— EXERCISE INPUT —
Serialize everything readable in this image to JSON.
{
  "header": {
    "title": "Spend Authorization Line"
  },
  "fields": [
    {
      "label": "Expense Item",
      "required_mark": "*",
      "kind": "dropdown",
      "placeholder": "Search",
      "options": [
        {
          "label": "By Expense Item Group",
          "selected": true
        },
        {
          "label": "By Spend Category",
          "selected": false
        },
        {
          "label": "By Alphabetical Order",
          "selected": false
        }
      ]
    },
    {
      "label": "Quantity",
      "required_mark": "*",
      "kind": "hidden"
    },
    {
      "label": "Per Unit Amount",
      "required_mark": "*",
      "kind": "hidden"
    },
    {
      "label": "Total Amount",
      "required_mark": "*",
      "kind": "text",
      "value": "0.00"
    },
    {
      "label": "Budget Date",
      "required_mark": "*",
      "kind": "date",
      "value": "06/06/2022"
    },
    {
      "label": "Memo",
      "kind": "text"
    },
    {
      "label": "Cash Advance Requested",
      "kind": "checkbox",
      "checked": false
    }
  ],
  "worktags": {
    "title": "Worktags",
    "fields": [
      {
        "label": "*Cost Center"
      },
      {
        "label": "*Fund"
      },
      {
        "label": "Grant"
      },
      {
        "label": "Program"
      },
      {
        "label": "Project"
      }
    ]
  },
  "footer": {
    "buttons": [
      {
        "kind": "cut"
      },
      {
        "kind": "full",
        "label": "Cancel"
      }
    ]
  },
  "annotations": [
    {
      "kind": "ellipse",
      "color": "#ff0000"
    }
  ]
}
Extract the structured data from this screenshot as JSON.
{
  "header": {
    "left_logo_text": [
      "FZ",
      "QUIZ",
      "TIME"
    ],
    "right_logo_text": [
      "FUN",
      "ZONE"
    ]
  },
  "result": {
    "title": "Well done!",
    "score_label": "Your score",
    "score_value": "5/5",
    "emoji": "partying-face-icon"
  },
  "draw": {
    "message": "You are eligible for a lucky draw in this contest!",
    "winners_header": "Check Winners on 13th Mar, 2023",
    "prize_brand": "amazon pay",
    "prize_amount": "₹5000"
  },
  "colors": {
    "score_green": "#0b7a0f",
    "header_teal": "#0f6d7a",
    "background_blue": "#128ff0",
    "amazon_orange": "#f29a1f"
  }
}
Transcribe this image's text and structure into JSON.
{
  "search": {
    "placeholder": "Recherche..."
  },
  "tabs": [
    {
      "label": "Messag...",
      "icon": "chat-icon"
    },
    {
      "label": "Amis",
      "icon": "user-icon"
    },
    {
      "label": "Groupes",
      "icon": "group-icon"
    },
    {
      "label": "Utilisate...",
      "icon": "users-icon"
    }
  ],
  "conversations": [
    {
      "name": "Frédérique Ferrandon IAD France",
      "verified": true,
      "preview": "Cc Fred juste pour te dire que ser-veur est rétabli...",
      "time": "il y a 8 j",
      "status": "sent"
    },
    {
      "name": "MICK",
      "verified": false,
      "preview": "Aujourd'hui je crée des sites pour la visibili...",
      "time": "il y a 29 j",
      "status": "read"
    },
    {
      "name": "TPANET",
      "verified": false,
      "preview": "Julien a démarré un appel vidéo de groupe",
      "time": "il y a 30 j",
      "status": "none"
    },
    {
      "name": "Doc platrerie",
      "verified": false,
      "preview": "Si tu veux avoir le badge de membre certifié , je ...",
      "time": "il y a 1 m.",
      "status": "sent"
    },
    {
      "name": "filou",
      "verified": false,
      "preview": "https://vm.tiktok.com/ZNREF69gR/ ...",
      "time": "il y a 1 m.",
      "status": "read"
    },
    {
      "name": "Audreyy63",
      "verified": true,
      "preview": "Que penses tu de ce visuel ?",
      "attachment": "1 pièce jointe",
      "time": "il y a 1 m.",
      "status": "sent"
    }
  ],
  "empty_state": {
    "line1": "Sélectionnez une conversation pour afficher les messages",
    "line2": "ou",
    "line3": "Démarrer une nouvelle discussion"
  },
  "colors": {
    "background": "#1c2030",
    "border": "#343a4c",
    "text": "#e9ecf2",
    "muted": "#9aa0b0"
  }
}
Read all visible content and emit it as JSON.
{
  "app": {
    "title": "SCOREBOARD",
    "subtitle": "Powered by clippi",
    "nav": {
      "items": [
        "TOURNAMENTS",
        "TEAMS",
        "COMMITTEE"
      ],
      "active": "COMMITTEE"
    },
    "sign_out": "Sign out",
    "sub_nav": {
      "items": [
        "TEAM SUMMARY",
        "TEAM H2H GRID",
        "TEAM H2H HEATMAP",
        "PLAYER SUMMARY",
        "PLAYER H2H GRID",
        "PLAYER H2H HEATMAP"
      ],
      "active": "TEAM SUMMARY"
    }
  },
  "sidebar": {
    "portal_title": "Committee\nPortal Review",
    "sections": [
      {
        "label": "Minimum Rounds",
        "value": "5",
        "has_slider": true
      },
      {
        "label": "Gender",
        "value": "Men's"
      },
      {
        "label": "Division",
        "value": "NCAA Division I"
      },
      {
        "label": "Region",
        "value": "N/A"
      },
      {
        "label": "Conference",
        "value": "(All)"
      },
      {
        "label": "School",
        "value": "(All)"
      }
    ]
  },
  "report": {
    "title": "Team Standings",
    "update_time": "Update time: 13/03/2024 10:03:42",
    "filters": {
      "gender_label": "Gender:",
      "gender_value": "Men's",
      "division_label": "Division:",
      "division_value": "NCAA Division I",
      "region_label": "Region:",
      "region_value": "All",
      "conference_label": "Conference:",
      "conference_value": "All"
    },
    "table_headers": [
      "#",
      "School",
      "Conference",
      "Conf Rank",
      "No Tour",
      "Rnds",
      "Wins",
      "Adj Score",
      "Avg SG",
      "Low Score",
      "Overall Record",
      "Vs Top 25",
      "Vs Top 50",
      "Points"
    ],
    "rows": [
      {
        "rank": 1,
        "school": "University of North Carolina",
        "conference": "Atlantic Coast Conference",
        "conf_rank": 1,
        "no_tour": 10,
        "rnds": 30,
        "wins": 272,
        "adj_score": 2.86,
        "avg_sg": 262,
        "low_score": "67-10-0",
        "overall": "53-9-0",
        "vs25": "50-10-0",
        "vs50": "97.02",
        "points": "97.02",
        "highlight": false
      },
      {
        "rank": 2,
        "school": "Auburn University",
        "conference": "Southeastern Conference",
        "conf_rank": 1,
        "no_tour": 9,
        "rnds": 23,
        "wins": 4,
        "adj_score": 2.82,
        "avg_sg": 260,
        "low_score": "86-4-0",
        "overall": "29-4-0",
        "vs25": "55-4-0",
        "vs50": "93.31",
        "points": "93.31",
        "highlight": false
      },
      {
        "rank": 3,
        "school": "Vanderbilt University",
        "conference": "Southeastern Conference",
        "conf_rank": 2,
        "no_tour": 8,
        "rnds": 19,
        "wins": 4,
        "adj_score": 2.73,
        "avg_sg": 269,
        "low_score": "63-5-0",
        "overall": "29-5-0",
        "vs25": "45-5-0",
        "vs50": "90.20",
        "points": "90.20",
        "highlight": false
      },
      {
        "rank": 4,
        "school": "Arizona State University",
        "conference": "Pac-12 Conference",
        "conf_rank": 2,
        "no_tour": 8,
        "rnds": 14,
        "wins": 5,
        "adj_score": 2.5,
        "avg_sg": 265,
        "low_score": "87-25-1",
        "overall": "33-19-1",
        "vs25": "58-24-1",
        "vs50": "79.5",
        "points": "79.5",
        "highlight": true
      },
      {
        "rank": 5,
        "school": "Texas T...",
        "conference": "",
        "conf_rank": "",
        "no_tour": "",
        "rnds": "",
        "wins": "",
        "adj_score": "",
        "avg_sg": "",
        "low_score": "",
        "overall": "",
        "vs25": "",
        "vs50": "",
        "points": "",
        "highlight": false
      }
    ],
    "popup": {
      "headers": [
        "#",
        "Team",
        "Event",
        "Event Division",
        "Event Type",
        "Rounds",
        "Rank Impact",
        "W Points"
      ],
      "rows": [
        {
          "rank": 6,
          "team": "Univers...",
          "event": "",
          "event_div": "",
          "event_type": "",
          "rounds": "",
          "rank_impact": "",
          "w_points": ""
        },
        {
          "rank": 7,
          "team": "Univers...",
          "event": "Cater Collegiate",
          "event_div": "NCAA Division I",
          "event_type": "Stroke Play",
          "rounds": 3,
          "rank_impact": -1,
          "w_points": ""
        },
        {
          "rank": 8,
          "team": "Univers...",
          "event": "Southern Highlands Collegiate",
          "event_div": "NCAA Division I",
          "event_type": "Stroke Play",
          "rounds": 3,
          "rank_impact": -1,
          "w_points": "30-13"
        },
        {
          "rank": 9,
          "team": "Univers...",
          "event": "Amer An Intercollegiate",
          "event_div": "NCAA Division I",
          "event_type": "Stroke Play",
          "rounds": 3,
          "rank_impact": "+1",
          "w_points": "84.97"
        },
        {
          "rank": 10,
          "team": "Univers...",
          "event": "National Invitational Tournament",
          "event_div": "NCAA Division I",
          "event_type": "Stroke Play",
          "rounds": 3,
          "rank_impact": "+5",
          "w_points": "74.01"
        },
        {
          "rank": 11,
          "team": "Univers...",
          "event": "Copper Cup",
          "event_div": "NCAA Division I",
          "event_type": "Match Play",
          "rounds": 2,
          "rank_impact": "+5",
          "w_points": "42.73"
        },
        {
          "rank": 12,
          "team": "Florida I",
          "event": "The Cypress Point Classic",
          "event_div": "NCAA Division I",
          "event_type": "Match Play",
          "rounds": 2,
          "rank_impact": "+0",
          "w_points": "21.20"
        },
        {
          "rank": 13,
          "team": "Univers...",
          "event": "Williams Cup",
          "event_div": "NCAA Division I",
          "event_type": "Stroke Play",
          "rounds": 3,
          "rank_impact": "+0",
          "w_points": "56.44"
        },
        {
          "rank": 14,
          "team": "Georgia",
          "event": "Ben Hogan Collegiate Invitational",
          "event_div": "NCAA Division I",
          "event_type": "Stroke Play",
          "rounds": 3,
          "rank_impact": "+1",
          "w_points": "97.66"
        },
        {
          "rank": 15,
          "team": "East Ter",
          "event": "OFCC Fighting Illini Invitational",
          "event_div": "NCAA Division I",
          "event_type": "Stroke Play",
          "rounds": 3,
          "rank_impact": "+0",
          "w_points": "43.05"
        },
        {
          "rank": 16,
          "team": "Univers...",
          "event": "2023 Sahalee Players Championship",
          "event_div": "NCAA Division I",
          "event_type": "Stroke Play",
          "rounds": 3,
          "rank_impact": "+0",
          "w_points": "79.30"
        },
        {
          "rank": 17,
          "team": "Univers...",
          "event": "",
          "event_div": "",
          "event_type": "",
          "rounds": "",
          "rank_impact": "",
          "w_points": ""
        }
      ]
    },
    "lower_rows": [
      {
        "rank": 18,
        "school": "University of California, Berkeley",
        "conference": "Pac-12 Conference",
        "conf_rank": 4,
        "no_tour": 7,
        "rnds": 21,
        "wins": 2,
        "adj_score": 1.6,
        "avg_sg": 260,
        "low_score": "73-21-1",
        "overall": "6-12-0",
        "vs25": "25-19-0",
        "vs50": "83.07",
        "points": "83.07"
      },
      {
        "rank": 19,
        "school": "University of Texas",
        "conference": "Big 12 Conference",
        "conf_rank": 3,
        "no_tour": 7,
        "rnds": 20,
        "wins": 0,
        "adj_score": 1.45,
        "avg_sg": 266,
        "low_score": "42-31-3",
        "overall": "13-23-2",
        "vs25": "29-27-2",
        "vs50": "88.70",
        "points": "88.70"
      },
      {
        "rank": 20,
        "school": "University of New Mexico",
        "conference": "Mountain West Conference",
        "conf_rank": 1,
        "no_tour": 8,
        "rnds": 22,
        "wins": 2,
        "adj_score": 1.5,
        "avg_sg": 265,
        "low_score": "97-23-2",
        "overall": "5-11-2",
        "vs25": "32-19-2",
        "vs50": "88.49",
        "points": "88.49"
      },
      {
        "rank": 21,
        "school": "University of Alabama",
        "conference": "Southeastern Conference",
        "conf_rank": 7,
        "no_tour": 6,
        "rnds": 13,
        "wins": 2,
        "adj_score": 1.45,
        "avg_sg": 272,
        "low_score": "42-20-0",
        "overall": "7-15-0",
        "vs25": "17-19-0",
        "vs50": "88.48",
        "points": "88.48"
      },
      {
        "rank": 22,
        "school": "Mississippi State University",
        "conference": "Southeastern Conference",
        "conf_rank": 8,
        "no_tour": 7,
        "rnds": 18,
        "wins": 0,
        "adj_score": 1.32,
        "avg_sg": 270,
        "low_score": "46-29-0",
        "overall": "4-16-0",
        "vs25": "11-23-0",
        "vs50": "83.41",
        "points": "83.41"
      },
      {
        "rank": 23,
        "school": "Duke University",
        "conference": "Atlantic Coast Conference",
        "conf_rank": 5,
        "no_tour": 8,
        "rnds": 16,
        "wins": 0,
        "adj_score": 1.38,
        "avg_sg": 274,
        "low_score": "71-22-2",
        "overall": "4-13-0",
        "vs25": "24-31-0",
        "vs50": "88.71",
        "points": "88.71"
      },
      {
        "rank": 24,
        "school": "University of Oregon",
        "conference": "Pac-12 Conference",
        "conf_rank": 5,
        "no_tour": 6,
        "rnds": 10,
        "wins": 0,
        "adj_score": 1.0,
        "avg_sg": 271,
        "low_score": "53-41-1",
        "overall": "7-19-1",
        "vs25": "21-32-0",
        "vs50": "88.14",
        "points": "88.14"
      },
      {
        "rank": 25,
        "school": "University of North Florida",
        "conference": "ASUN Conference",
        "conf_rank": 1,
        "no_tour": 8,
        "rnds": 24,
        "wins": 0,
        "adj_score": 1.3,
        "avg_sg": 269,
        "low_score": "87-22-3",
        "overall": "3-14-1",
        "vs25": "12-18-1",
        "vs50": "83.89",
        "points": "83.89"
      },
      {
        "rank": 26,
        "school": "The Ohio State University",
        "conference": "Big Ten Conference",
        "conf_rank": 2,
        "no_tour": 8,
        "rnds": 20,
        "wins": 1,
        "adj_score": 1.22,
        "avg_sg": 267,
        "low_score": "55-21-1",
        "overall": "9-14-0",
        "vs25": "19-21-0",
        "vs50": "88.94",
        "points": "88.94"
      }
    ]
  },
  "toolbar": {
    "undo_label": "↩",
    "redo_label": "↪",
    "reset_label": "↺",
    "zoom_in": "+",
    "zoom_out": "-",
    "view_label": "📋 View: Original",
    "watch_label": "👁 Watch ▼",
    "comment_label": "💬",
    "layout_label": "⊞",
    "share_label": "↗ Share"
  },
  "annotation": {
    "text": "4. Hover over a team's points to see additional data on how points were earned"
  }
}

— THE REQUEST —
Check each line of the data above for the string "true", then report how many lines have it, with no other words.

— REPLY —
5